Record list |
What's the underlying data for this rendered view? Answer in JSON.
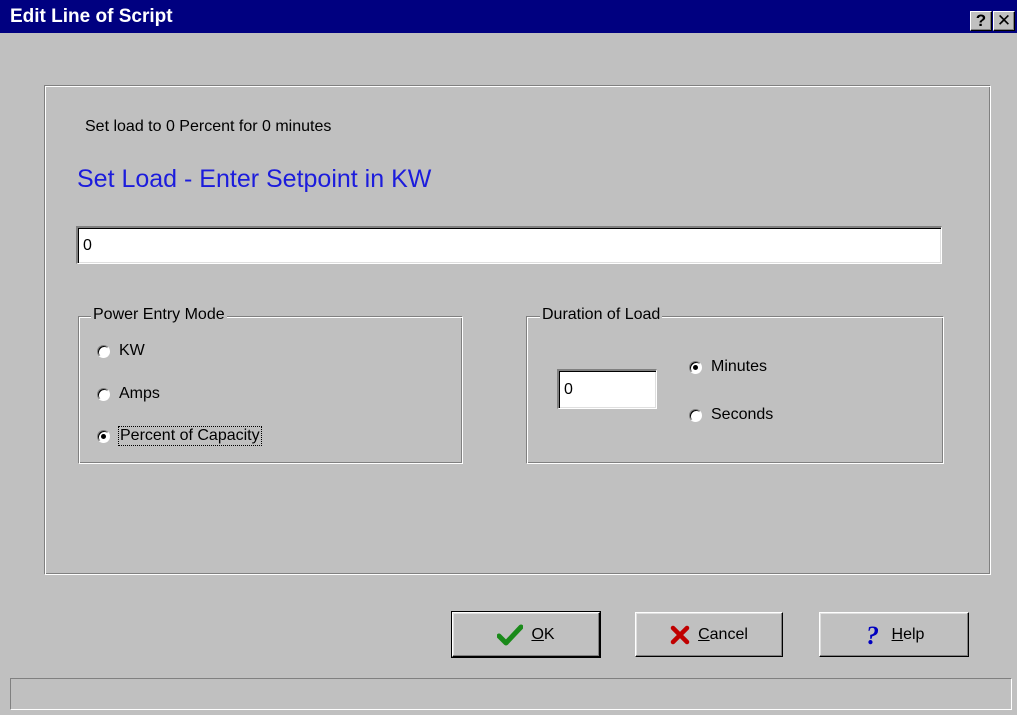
{
  "window": {
    "title": "Edit Line of Script",
    "help_glyph": "?",
    "close_glyph": "✕"
  },
  "summary_text": "Set load to 0 Percent for 0 minutes",
  "heading": "Set Load - Enter Setpoint in KW",
  "colors": {
    "titlebar": "#000080",
    "heading": "#1c1cdc",
    "ok_check": "#1a8a1a",
    "cancel_x": "#c00000",
    "help_q": "#0000c0"
  },
  "setpoint": {
    "value": "0"
  },
  "power_entry_mode": {
    "label": "Power Entry Mode",
    "options": [
      {
        "label": "KW",
        "checked": false
      },
      {
        "label": "Amps",
        "checked": false
      },
      {
        "label": "Percent of Capacity",
        "checked": true
      }
    ]
  },
  "duration": {
    "label": "Duration of Load",
    "value": "0",
    "options": [
      {
        "label": "Minutes",
        "checked": true
      },
      {
        "label": "Seconds",
        "checked": false
      }
    ]
  },
  "buttons": {
    "ok": {
      "mnemonic": "O",
      "rest": "K",
      "icon": "check-icon"
    },
    "cancel": {
      "mnemonic": "C",
      "rest": "ancel",
      "icon": "x-icon"
    },
    "help": {
      "mnemonic": "H",
      "rest": "elp",
      "icon": "question-icon"
    }
  },
  "status_text": ""
}
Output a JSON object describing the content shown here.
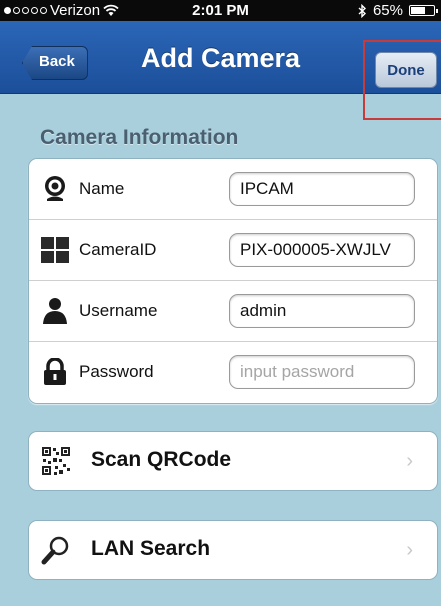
{
  "status": {
    "carrier": "Verizon",
    "time": "2:01 PM",
    "battery": "65%",
    "battery_level": 0.65,
    "icons": [
      "wifi-icon",
      "bluetooth-icon",
      "battery-icon"
    ]
  },
  "nav": {
    "title": "Add Camera",
    "back_label": "Back",
    "done_label": "Done"
  },
  "section": {
    "title": "Camera Information"
  },
  "fields": [
    {
      "label": "Name",
      "value": "IPCAM",
      "icon": "webcam-icon"
    },
    {
      "label": "CameraID",
      "value": "PIX-000005-XWJLV",
      "icon": "grid-icon"
    },
    {
      "label": "Username",
      "value": "admin",
      "icon": "user-icon"
    },
    {
      "label": "Password",
      "value": "",
      "placeholder": "input password",
      "icon": "lock-icon"
    }
  ],
  "actions": {
    "scan": {
      "label": "Scan QRCode",
      "icon": "qrcode-icon"
    },
    "lan": {
      "label": "LAN Search",
      "icon": "magnifier-icon"
    }
  },
  "colors": {
    "nav": "#2b66b7",
    "background": "#a9cfdd",
    "highlight": "#c83b3b"
  }
}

The exercise |
Identify and extract each line of the listing that contains "Percent".

Problem solution |
  "summary_text": "Set load to 0 Percent for 0 minutes",
        "label": "Percent of Capacity",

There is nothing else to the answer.